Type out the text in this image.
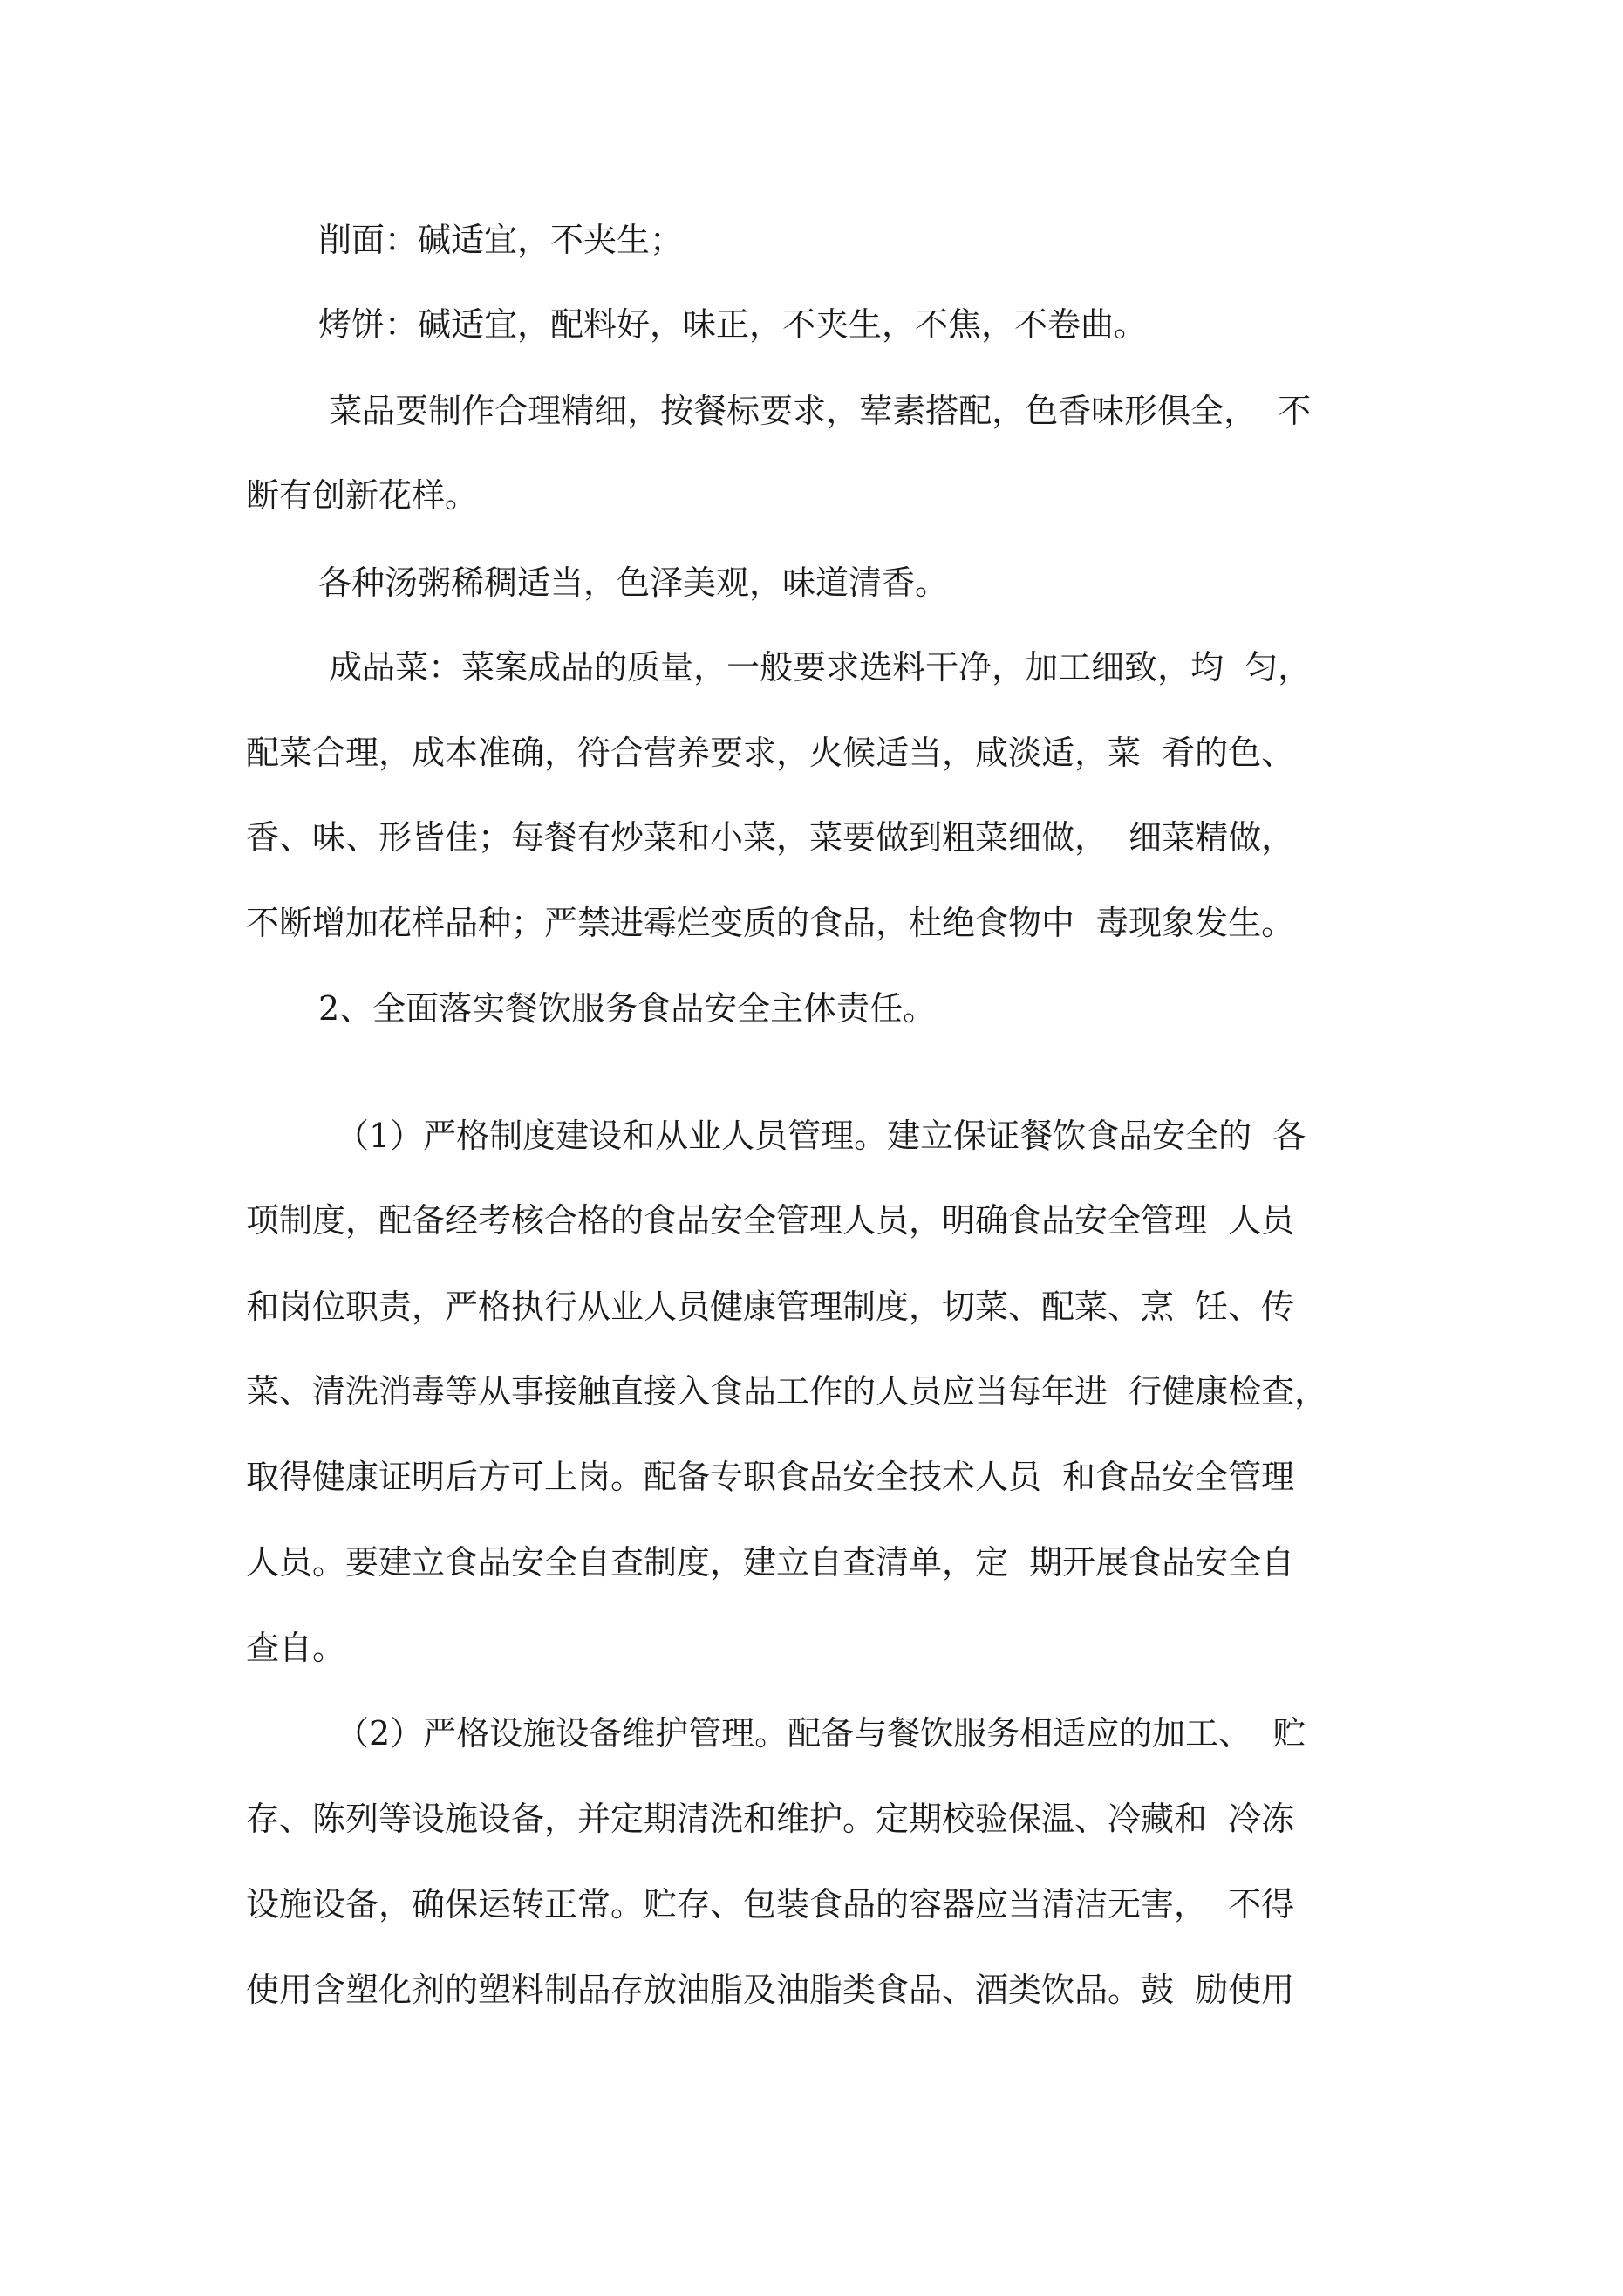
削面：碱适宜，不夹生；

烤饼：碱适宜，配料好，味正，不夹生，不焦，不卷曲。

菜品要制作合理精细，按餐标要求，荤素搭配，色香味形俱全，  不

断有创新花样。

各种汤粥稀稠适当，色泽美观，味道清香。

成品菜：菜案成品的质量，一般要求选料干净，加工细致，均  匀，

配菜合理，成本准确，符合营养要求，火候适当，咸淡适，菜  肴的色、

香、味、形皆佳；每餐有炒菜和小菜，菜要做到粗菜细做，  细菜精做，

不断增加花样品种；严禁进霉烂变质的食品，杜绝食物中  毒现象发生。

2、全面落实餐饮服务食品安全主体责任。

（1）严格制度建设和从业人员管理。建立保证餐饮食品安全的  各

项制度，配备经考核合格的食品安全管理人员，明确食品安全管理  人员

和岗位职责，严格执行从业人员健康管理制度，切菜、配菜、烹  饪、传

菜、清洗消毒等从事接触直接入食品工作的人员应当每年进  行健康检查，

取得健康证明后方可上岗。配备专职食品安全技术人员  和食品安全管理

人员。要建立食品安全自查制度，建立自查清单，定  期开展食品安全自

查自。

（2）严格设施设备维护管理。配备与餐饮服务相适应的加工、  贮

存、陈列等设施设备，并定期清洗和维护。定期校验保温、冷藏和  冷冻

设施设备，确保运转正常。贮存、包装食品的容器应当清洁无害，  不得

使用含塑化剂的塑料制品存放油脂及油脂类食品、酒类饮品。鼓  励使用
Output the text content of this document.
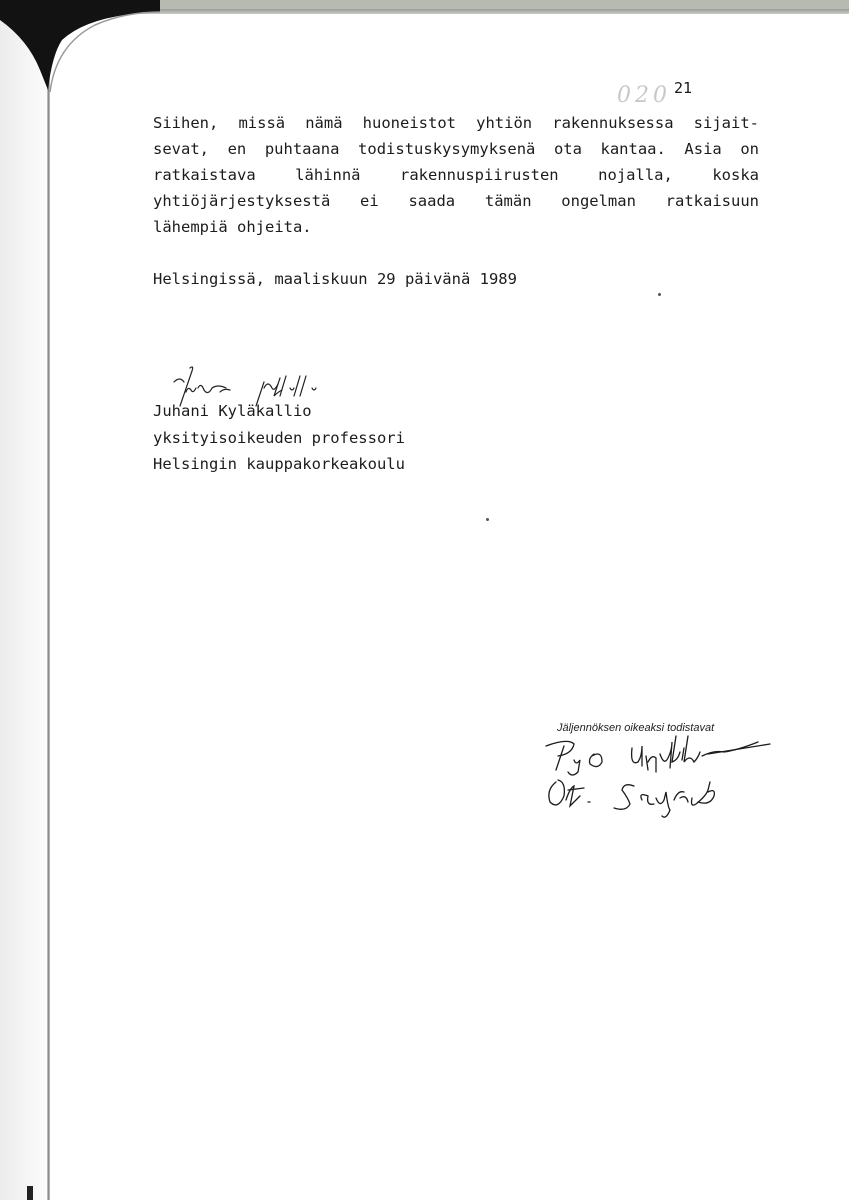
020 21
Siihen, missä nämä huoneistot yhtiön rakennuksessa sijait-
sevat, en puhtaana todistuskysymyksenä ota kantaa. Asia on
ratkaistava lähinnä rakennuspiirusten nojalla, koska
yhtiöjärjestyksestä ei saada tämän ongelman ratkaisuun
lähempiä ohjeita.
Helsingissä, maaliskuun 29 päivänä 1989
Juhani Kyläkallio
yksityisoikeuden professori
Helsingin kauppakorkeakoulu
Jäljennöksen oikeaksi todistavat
▬▬▬▬▬▬
-- STATED PROBLEM --
Omit the pictures and write out exactly the lines from the one containing "Output the text content of this document." through the last line of the material.

-- ANSWER TO THE TASK --
Output the text content of this document.
020 21
Siihen, missä nämä huoneistot yhtiön rakennuksessa sijait-
sevat, en puhtaana todistuskysymyksenä ota kantaa. Asia on
ratkaistava lähinnä rakennuspiirusten nojalla, koska
yhtiöjärjestyksestä ei saada tämän ongelman ratkaisuun
lähempiä ohjeita.
Helsingissä, maaliskuun 29 päivänä 1989
Juhani Kyläkallio
yksityisoikeuden professori
Helsingin kauppakorkeakoulu
Jäljennöksen oikeaksi todistavat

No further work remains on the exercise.